■ **Your task**
Pull every line containing the word "просматривают" from the records.

[Stored data]
— begin —
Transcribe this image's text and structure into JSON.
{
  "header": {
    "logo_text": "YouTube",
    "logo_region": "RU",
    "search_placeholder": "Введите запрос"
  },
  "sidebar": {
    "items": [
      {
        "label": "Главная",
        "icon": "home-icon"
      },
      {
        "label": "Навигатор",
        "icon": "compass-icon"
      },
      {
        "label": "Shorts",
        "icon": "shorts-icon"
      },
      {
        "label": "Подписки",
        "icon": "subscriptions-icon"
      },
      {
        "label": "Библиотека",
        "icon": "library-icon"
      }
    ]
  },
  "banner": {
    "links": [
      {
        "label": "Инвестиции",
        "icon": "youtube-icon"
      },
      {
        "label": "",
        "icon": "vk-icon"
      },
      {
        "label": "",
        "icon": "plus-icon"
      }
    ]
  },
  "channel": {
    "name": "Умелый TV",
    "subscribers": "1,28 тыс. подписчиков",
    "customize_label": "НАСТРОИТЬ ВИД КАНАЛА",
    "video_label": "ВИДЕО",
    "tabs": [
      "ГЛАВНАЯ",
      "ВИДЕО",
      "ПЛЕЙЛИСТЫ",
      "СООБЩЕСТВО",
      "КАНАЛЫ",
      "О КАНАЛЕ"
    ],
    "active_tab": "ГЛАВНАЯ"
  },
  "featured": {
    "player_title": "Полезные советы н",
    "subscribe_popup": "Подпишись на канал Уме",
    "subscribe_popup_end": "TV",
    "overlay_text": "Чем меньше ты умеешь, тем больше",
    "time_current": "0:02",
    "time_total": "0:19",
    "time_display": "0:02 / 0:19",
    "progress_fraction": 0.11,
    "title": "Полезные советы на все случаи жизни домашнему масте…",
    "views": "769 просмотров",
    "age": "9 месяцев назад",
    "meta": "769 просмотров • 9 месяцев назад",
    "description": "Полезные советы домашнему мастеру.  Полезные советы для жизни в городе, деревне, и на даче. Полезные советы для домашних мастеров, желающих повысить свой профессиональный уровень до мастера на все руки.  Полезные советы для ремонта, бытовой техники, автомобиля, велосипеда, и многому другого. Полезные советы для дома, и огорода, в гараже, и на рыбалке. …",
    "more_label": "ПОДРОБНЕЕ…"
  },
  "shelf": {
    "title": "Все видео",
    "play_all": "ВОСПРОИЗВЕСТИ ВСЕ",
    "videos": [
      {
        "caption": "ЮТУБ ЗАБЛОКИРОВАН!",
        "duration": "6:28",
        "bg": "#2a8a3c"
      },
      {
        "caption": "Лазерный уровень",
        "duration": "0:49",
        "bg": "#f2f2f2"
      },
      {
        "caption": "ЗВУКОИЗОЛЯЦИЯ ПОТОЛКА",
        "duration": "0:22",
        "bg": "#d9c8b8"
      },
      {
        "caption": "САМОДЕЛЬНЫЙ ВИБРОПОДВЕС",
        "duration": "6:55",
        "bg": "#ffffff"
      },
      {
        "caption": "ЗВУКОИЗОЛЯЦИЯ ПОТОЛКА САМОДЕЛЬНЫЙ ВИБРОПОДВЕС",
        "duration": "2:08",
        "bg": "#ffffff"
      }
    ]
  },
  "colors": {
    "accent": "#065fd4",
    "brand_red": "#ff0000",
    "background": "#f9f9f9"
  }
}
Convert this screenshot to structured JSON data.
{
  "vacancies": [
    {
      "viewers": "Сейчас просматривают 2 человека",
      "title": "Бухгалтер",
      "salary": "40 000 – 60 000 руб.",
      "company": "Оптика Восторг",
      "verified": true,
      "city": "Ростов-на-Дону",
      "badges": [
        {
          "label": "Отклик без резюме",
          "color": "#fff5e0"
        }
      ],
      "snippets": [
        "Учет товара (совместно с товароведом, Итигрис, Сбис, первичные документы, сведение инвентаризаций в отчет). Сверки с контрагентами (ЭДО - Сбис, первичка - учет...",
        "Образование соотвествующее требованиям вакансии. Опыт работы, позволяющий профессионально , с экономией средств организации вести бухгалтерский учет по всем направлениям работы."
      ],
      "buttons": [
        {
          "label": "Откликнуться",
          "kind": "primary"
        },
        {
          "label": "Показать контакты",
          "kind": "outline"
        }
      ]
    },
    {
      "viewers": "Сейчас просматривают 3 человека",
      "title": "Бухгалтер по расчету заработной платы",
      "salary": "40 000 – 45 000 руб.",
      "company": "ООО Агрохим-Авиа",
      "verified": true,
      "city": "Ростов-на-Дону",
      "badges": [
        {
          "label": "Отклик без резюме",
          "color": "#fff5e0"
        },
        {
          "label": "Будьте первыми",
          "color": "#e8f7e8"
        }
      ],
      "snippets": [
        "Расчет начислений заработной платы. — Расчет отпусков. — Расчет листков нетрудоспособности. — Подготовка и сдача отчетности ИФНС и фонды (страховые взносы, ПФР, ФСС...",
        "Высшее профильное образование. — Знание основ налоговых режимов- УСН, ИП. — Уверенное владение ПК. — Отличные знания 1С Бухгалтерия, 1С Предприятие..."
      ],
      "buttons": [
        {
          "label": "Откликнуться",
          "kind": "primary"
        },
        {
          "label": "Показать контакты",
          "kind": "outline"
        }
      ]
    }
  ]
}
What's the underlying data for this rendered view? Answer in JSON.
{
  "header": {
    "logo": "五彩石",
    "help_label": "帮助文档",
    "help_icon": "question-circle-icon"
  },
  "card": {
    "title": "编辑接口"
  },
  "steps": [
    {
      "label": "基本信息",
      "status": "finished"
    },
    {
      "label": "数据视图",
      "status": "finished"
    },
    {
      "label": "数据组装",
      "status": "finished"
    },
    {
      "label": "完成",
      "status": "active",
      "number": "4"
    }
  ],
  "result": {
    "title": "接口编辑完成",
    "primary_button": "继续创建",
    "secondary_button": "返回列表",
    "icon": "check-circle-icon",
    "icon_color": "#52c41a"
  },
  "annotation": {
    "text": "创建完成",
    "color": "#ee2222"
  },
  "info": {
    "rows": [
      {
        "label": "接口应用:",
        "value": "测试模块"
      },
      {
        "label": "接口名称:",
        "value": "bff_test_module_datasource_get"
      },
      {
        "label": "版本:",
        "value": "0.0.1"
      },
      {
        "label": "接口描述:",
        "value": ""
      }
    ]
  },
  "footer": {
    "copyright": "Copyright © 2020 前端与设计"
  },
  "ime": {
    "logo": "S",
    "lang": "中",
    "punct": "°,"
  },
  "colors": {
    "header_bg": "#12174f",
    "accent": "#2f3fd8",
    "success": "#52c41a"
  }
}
— end —
■ **Right answer**
      "viewers": "Сейчас просматривают 2 человека",
      "viewers": "Сейчас просматривают 3 человека",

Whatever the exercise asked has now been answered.